The records below are made of lines; count those holding the word "единой" and give the number only.

DATA
◇ ◇ ◇ ◇

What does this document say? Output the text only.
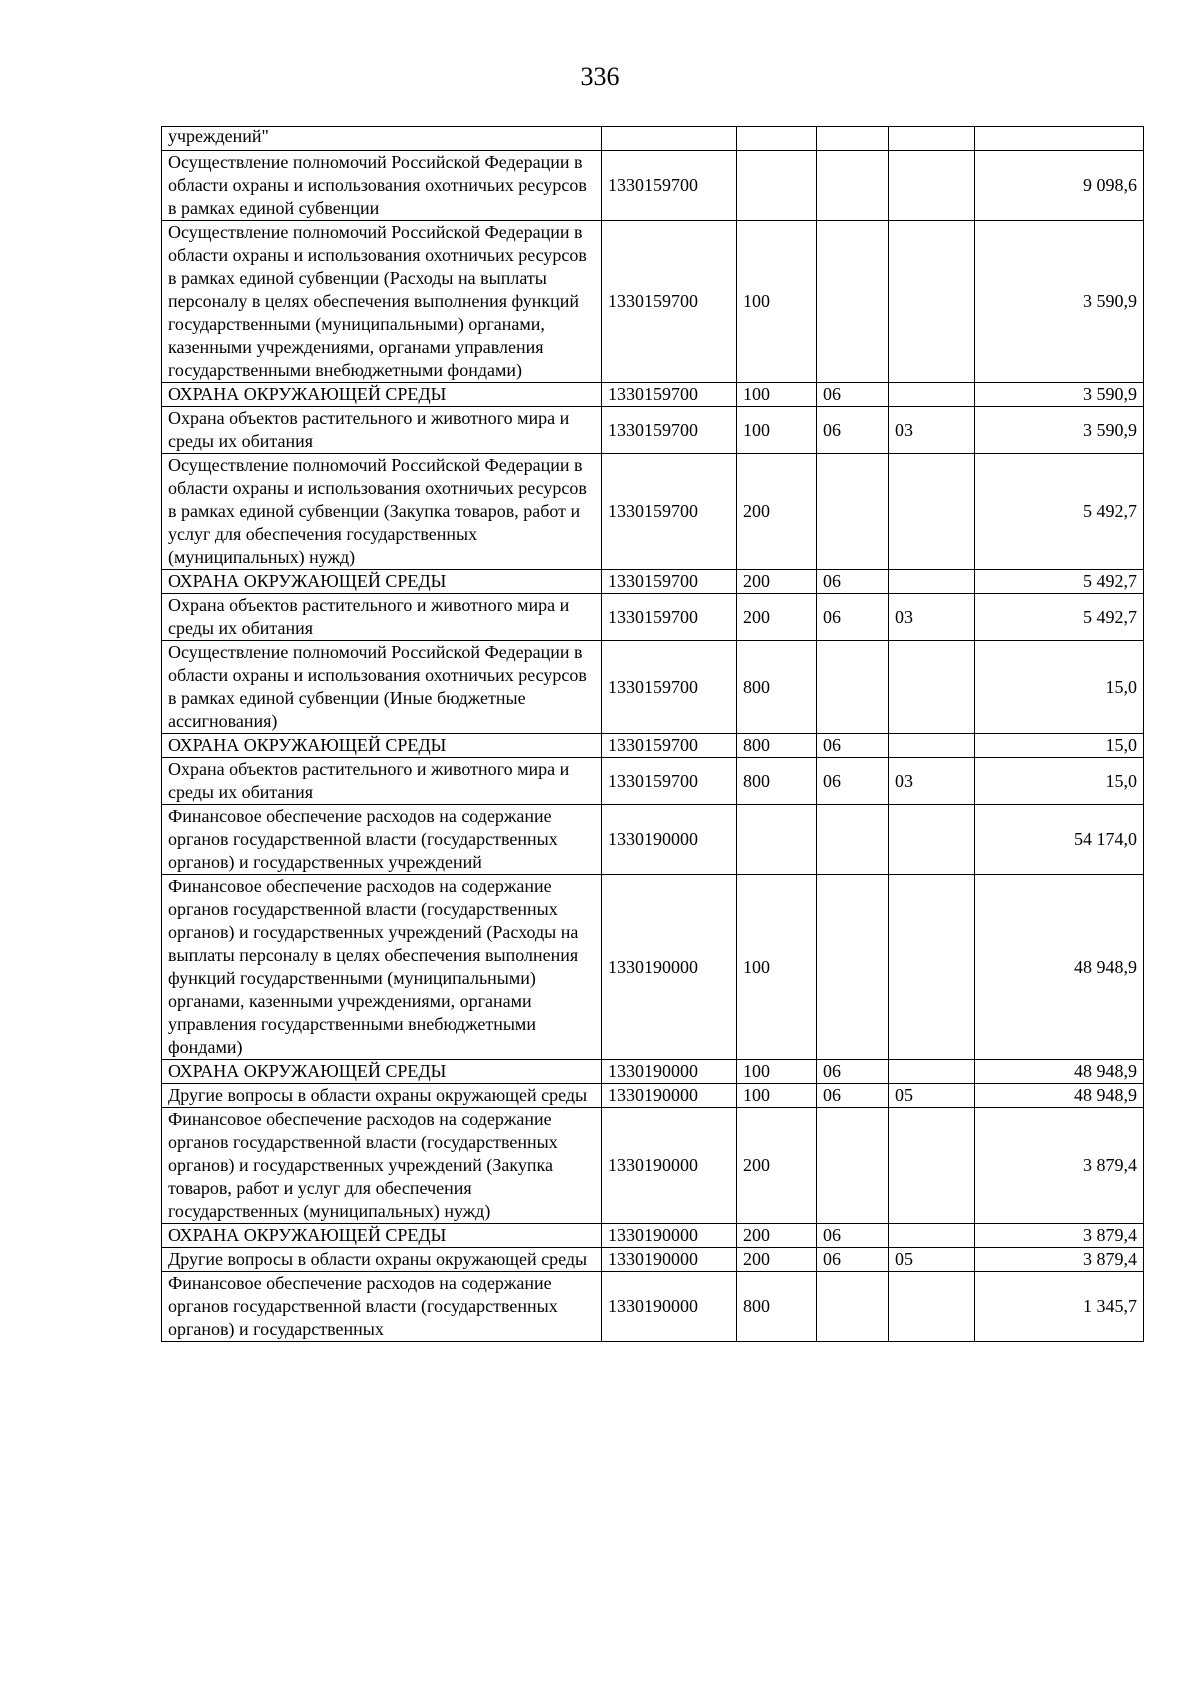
336
учреждений"					
Осуществление полномочий Российской Федерации в области охраны и использования охотничьих ресурсов в рамках единой субвенции	1330159700				9 098,6
Осуществление полномочий Российской Федерации в области охраны и использования охотничьих ресурсов в рамках единой субвенции (Расходы на выплаты персоналу в целях обеспечения выполнения функций государственными (муниципальными) органами, казенными учреждениями, органами управления государственными внебюджетными фондами)	1330159700	100			3 590,9
ОХРАНА ОКРУЖАЮЩЕЙ СРЕДЫ	1330159700	100	06		3 590,9
Охрана объектов растительного и животного мира и среды их обитания	1330159700	100	06	03	3 590,9
Осуществление полномочий Российской Федерации в области охраны и использования охотничьих ресурсов в рамках единой субвенции (Закупка товаров, работ и услуг для обеспечения государственных (муниципальных) нужд)	1330159700	200			5 492,7
ОХРАНА ОКРУЖАЮЩЕЙ СРЕДЫ	1330159700	200	06		5 492,7
Охрана объектов растительного и животного мира и среды их обитания	1330159700	200	06	03	5 492,7
Осуществление полномочий Российской Федерации в области охраны и использования охотничьих ресурсов в рамках единой субвенции (Иные бюджетные ассигнования)	1330159700	800			15,0
ОХРАНА ОКРУЖАЮЩЕЙ СРЕДЫ	1330159700	800	06		15,0
Охрана объектов растительного и животного мира и среды их обитания	1330159700	800	06	03	15,0
Финансовое обеспечение расходов на содержание органов государственной власти (государственных органов) и государственных учреждений	1330190000				54 174,0
Финансовое обеспечение расходов на содержание органов государственной власти (государственных органов) и государственных учреждений (Расходы на выплаты персоналу в целях обеспечения выполнения функций государственными (муниципальными) органами, казенными учреждениями, органами управления государственными внебюджетными фондами)	1330190000	100			48 948,9
ОХРАНА ОКРУЖАЮЩЕЙ СРЕДЫ	1330190000	100	06		48 948,9
Другие вопросы в области охраны окружающей среды	1330190000	100	06	05	48 948,9
Финансовое обеспечение расходов на содержание органов государственной власти (государственных органов) и государственных учреждений (Закупка товаров, работ и услуг для обеспечения государственных (муниципальных) нужд)	1330190000	200			3 879,4
ОХРАНА ОКРУЖАЮЩЕЙ СРЕДЫ	1330190000	200	06		3 879,4
Другие вопросы в области охраны окружающей среды	1330190000	200	06	05	3 879,4
Финансовое обеспечение расходов на содержание органов государственной власти (государственных органов) и государственных	1330190000	800			1 345,7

◇ ◇ ◇ ◇

EXERCISE ANSWER
4